Extracted records:
----------
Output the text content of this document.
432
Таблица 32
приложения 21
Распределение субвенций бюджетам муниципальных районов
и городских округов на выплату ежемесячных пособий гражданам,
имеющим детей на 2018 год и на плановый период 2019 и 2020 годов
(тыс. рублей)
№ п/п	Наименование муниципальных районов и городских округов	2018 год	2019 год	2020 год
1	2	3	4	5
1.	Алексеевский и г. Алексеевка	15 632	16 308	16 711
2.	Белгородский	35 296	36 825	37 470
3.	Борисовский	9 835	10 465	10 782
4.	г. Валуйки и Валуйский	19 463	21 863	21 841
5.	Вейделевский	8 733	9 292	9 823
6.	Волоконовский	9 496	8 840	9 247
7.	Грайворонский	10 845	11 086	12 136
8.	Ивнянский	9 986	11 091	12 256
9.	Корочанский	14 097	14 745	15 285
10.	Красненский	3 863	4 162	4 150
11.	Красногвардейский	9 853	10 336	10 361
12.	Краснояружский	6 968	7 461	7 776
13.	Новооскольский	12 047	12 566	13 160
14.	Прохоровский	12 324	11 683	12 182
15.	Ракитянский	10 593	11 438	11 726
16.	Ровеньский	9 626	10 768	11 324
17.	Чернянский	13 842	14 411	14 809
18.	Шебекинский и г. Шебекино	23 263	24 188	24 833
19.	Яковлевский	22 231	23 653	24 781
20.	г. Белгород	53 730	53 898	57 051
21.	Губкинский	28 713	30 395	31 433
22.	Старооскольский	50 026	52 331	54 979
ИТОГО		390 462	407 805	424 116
----------
Task brief -> Output the listing above exactly as it appears.

Written response ->
Output the text content of this document.
432
Таблица 32
приложения 21
Распределение субвенций бюджетам муниципальных районов
и городских округов на выплату ежемесячных пособий гражданам,
имеющим детей на 2018 год и на плановый период 2019 и 2020 годов
(тыс. рублей)
№ п/п	Наименование муниципальных районов и городских округов	2018 год	2019 год	2020 год
1	2	3	4	5
1.	Алексеевский и г. Алексеевка	15 632	16 308	16 711
2.	Белгородский	35 296	36 825	37 470
3.	Борисовский	9 835	10 465	10 782
4.	г. Валуйки и Валуйский	19 463	21 863	21 841
5.	Вейделевский	8 733	9 292	9 823
6.	Волоконовский	9 496	8 840	9 247
7.	Грайворонский	10 845	11 086	12 136
8.	Ивнянский	9 986	11 091	12 256
9.	Корочанский	14 097	14 745	15 285
10.	Красненский	3 863	4 162	4 150
11.	Красногвардейский	9 853	10 336	10 361
12.	Краснояружский	6 968	7 461	7 776
13.	Новооскольский	12 047	12 566	13 160
14.	Прохоровский	12 324	11 683	12 182
15.	Ракитянский	10 593	11 438	11 726
16.	Ровеньский	9 626	10 768	11 324
17.	Чернянский	13 842	14 411	14 809
18.	Шебекинский и г. Шебекино	23 263	24 188	24 833
19.	Яковлевский	22 231	23 653	24 781
20.	г. Белгород	53 730	53 898	57 051
21.	Губкинский	28 713	30 395	31 433
22.	Старооскольский	50 026	52 331	54 979
ИТОГО		390 462	407 805	424 116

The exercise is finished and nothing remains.